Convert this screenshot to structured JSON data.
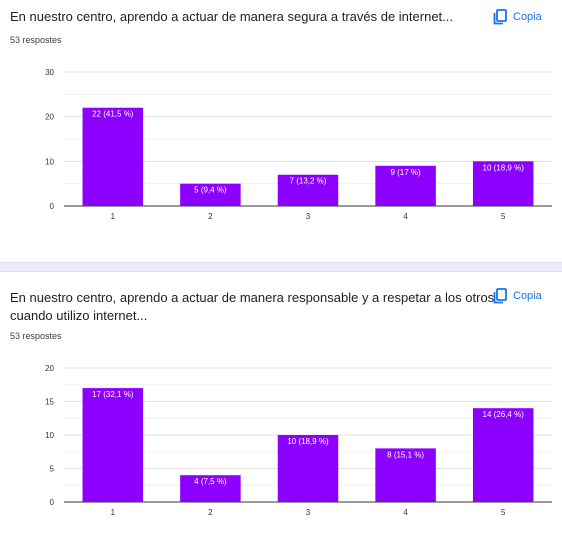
{
  "cards": [
    {
      "title": "En nuestro centro, aprendo a actuar de manera segura a través de internet...",
      "responses": "53 respostes",
      "copy_label": "Copia"
    },
    {
      "title_line1": "En nuestro centro, aprendo a actuar de manera responsable y a respetar a los otros",
      "title_line2": "cuando utilizo internet...",
      "responses": "53 respostes",
      "copy_label": "Copia"
    }
  ],
  "colors": {
    "bar": "#8b00ff",
    "accent": "#1a73e8",
    "grid": "#e0e0e0"
  },
  "chart_data": [
    {
      "type": "bar",
      "categories": [
        "1",
        "2",
        "3",
        "4",
        "5"
      ],
      "values": [
        22,
        5,
        7,
        9,
        10
      ],
      "labels": [
        "22 (41,5 %)",
        "5 (9,4 %)",
        "7 (13,2 %)",
        "9 (17 %)",
        "10 (18,9 %)"
      ],
      "ylim": [
        0,
        30
      ],
      "yticks": [
        0,
        10,
        20,
        30
      ]
    },
    {
      "type": "bar",
      "categories": [
        "1",
        "2",
        "3",
        "4",
        "5"
      ],
      "values": [
        17,
        4,
        10,
        8,
        14
      ],
      "labels": [
        "17 (32,1 %)",
        "4 (7,5 %)",
        "10 (18,9 %)",
        "8 (15,1 %)",
        "14 (26,4 %)"
      ],
      "ylim": [
        0,
        20
      ],
      "yticks": [
        0,
        5,
        10,
        15,
        20
      ]
    }
  ]
}
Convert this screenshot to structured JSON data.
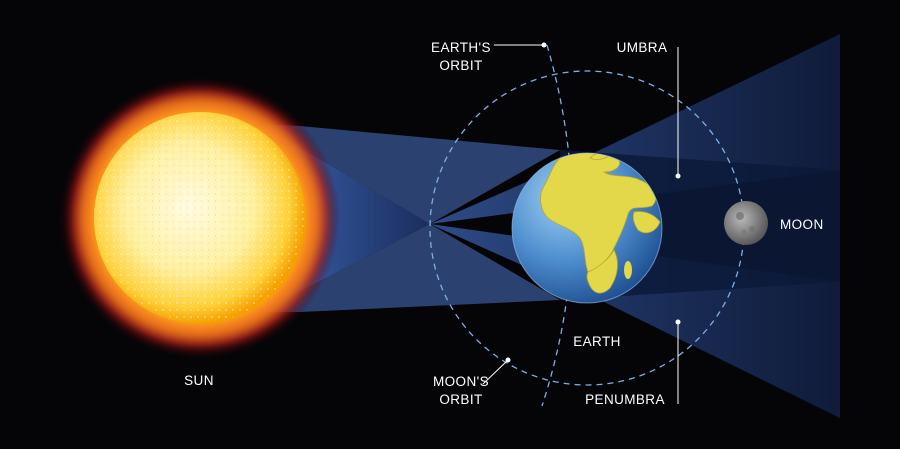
{
  "labels": {
    "sun": "SUN",
    "earth": "EARTH",
    "moon": "MOON",
    "earth_orbit_line1": "EARTH'S",
    "earth_orbit_line2": "ORBIT",
    "moon_orbit_line1": "MOON'S",
    "moon_orbit_line2": "ORBIT",
    "umbra": "UMBRA",
    "penumbra": "PENUMBRA"
  },
  "colors": {
    "background": "#050507",
    "sun_core": "#fff7c8",
    "sun_rim": "#f5a800",
    "sun_corona": "#b0101e",
    "shadow_cone": "#3a63b8",
    "ocean": "#3d7fc4",
    "land": "#e3d84a",
    "moon": "#8a8a8a",
    "orbit_line": "#7faee8",
    "text": "#ffffff"
  }
}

========================

Problem to solve.
Every entry above is to be set down exactly; the pictures are to be left out.

Result of the task.
Convert this screenshot to structured JSON data.
{
  "cards": [
    {
      "title": "En nuestro centro, aprendo a actuar de manera segura a través de internet...",
      "responses": "53 respostes",
      "copy_label": "Copia"
    },
    {
      "title_line1": "En nuestro centro, aprendo a actuar de manera responsable y a respetar a los otros",
      "title_line2": "cuando utilizo internet...",
      "responses": "53 respostes",
      "copy_label": "Copia"
    }
  ],
  "colors": {
    "bar": "#8b00ff",
    "accent": "#1a73e8",
    "grid": "#e0e0e0"
  },
  "chart_data": [
    {
      "type": "bar",
      "categories": [
        "1",
        "2",
        "3",
        "4",
        "5"
      ],
      "values": [
        22,
        5,
        7,
        9,
        10
      ],
      "labels": [
        "22 (41,5 %)",
        "5 (9,4 %)",
        "7 (13,2 %)",
        "9 (17 %)",
        "10 (18,9 %)"
      ],
      "ylim": [
        0,
        30
      ],
      "yticks": [
        0,
        10,
        20,
        30
      ]
    },
    {
      "type": "bar",
      "categories": [
        "1",
        "2",
        "3",
        "4",
        "5"
      ],
      "values": [
        17,
        4,
        10,
        8,
        14
      ],
      "labels": [
        "17 (32,1 %)",
        "4 (7,5 %)",
        "10 (18,9 %)",
        "8 (15,1 %)",
        "14 (26,4 %)"
      ],
      "ylim": [
        0,
        20
      ],
      "yticks": [
        0,
        5,
        10,
        15,
        20
      ]
    }
  ]
}
Convert this screenshot to structured JSON data.
{
  "labels": {
    "sun": "SUN",
    "earth": "EARTH",
    "moon": "MOON",
    "earth_orbit_line1": "EARTH'S",
    "earth_orbit_line2": "ORBIT",
    "moon_orbit_line1": "MOON'S",
    "moon_orbit_line2": "ORBIT",
    "umbra": "UMBRA",
    "penumbra": "PENUMBRA"
  },
  "colors": {
    "background": "#050507",
    "sun_core": "#fff7c8",
    "sun_rim": "#f5a800",
    "sun_corona": "#b0101e",
    "shadow_cone": "#3a63b8",
    "ocean": "#3d7fc4",
    "land": "#e3d84a",
    "moon": "#8a8a8a",
    "orbit_line": "#7faee8",
    "text": "#ffffff"
  }
}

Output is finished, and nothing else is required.